§ Goal: Lines holding the string "Idaho" are the ones to copy; find them all in the data.
— start Entries —
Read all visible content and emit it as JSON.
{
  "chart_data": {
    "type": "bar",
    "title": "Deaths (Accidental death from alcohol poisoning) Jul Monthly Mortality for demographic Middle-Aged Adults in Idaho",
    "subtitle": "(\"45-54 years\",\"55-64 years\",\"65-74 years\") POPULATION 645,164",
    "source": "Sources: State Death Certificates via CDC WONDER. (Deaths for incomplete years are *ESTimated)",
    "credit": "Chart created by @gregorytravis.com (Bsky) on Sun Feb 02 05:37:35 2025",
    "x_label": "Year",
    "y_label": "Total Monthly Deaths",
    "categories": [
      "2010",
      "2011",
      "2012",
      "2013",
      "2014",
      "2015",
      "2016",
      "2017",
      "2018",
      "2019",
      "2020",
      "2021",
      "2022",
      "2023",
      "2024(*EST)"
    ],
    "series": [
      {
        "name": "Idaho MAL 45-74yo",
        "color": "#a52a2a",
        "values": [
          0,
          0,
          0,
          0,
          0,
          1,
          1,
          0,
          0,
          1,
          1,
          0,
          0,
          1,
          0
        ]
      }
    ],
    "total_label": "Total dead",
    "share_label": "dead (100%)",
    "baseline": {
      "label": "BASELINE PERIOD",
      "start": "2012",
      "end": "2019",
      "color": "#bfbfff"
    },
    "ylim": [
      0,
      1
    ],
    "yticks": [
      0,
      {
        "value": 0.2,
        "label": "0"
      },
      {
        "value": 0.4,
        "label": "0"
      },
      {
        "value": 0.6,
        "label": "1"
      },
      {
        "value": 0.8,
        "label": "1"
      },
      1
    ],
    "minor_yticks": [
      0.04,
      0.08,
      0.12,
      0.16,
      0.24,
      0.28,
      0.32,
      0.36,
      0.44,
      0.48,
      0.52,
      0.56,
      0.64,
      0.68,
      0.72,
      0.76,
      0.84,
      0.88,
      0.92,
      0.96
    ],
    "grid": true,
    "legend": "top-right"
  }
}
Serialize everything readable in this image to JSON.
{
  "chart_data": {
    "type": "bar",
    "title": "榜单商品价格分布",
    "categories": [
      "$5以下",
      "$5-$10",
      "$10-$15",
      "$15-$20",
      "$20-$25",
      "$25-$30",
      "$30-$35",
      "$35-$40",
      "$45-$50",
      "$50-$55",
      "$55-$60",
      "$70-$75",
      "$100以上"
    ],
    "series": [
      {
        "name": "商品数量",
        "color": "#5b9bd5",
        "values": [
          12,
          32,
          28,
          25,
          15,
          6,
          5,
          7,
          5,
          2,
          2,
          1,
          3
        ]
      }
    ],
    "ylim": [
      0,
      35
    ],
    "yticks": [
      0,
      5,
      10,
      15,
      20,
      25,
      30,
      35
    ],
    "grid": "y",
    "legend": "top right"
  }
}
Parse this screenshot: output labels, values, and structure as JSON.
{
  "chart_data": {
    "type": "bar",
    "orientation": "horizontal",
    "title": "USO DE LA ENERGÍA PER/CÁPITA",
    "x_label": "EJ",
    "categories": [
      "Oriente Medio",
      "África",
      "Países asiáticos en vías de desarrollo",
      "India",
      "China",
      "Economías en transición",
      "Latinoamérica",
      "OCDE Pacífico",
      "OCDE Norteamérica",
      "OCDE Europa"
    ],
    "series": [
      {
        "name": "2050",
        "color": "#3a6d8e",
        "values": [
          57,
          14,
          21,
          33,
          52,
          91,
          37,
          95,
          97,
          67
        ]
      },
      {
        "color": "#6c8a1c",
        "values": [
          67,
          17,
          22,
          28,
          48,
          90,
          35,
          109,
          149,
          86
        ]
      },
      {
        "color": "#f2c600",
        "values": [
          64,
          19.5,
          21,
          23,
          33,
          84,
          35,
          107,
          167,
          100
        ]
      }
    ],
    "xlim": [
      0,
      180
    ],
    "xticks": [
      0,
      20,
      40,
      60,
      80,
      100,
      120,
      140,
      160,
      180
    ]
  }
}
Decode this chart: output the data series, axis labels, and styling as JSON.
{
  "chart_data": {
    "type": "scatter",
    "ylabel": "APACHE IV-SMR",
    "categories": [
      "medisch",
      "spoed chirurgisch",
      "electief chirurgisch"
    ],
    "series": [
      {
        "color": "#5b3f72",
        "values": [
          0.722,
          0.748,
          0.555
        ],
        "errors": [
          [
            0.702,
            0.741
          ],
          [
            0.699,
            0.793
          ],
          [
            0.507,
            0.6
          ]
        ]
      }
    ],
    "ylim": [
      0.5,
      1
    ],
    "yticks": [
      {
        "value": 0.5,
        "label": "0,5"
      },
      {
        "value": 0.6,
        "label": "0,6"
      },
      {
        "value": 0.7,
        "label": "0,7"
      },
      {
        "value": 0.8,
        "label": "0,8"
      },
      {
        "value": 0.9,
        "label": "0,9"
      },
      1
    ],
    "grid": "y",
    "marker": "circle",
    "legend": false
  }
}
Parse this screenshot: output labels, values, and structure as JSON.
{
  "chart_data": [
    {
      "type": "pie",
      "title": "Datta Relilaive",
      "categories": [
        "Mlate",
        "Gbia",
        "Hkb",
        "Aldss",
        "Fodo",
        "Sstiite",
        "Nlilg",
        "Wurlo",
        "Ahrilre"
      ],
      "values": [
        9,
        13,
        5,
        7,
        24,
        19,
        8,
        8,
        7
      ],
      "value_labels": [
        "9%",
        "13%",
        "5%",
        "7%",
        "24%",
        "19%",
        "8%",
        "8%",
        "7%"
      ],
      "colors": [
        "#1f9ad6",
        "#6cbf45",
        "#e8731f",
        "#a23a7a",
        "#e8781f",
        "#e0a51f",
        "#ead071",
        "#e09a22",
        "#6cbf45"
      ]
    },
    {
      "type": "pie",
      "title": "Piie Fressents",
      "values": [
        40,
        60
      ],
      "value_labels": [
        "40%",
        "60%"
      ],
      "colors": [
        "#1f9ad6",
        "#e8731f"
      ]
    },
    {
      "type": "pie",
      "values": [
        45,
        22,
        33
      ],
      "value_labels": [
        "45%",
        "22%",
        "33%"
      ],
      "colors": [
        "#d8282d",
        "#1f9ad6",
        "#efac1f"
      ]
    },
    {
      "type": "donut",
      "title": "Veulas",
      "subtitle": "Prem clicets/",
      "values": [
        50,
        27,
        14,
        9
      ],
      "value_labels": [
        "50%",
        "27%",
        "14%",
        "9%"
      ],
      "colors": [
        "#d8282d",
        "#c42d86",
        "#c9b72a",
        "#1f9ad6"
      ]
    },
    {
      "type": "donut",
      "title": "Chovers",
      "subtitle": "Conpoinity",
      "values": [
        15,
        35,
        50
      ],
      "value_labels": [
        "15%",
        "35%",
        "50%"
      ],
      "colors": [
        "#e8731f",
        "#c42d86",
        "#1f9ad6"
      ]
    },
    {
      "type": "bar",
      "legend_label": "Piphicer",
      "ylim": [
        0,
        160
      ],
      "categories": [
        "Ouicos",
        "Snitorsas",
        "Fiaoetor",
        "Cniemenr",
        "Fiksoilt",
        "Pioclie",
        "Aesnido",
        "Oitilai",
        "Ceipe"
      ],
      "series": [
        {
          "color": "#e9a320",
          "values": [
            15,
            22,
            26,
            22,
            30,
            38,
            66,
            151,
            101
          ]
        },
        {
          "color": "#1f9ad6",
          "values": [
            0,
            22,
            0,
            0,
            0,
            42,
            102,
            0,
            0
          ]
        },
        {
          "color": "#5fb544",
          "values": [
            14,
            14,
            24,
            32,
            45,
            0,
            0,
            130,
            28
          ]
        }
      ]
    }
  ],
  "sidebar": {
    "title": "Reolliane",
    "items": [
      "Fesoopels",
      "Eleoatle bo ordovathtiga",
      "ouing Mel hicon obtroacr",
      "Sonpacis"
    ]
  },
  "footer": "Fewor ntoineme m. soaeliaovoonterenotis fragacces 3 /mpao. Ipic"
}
— end Entries —
§ Response to the exercise:
    "title": "Deaths (Accidental death from alcohol poisoning) Jul Monthly Mortality for demographic Middle-Aged Adults in Idaho",
        "name": "Idaho MAL 45-74yo",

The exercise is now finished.